Output all lines exactly, with nothing added or dropped.

****************************************

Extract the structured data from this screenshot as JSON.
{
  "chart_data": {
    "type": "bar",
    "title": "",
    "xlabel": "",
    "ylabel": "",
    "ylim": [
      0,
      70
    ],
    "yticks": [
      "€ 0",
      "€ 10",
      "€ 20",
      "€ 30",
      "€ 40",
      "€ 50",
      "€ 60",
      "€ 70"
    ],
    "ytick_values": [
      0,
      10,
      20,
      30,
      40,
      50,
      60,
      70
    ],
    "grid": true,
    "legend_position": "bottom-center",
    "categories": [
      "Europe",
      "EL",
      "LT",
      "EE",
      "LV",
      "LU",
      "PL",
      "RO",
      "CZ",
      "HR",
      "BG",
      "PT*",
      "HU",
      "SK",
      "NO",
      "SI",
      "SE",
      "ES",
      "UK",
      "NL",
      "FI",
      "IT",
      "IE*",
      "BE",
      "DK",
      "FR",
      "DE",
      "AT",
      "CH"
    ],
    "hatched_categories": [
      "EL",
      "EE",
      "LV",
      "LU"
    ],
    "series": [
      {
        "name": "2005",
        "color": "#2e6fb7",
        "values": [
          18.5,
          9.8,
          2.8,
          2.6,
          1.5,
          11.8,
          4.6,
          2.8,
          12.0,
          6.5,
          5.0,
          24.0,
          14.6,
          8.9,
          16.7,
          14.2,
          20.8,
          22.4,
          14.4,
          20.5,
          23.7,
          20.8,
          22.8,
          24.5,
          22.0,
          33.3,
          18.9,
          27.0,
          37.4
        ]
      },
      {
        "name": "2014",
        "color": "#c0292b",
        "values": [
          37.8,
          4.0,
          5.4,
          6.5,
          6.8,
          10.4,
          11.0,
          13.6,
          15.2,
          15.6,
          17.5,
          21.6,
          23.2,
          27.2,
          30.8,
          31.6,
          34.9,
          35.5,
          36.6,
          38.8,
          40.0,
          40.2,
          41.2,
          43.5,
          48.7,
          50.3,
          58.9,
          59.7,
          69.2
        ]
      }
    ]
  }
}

****************************************

Correct result:
Extract the structured data from this screenshot as JSON.
{
  "chart_data": {
    "type": "bar",
    "title": "",
    "xlabel": "",
    "ylabel": "",
    "ylim": [
      0,
      70
    ],
    "yticks": [
      "€ 0",
      "€ 10",
      "€ 20",
      "€ 30",
      "€ 40",
      "€ 50",
      "€ 60",
      "€ 70"
    ],
    "ytick_values": [
      0,
      10,
      20,
      30,
      40,
      50,
      60,
      70
    ],
    "grid": true,
    "legend_position": "bottom-center",
    "categories": [
      "Europe",
      "EL",
      "LT",
      "EE",
      "LV",
      "LU",
      "PL",
      "RO",
      "CZ",
      "HR",
      "BG",
      "PT*",
      "HU",
      "SK",
      "NO",
      "SI",
      "SE",
      "ES",
      "UK",
      "NL",
      "FI",
      "IT",
      "IE*",
      "BE",
      "DK",
      "FR",
      "DE",
      "AT",
      "CH"
    ],
    "hatched_categories": [
      "EL",
      "EE",
      "LV",
      "LU"
    ],
    "series": [
      {
        "name": "2005",
        "color": "#2e6fb7",
        "values": [
          18.5,
          9.8,
          2.8,
          2.6,
          1.5,
          11.8,
          4.6,
          2.8,
          12.0,
          6.5,
          5.0,
          24.0,
          14.6,
          8.9,
          16.7,
          14.2,
          20.8,
          22.4,
          14.4,
          20.5,
          23.7,
          20.8,
          22.8,
          24.5,
          22.0,
          33.3,
          18.9,
          27.0,
          37.4
        ]
      },
      {
        "name": "2014",
        "color": "#c0292b",
        "values": [
          37.8,
          4.0,
          5.4,
          6.5,
          6.8,
          10.4,
          11.0,
          13.6,
          15.2,
          15.6,
          17.5,
          21.6,
          23.2,
          27.2,
          30.8,
          31.6,
          34.9,
          35.5,
          36.6,
          38.8,
          40.0,
          40.2,
          41.2,
          43.5,
          48.7,
          50.3,
          58.9,
          59.7,
          69.2
        ]
      }
    ]
  }
}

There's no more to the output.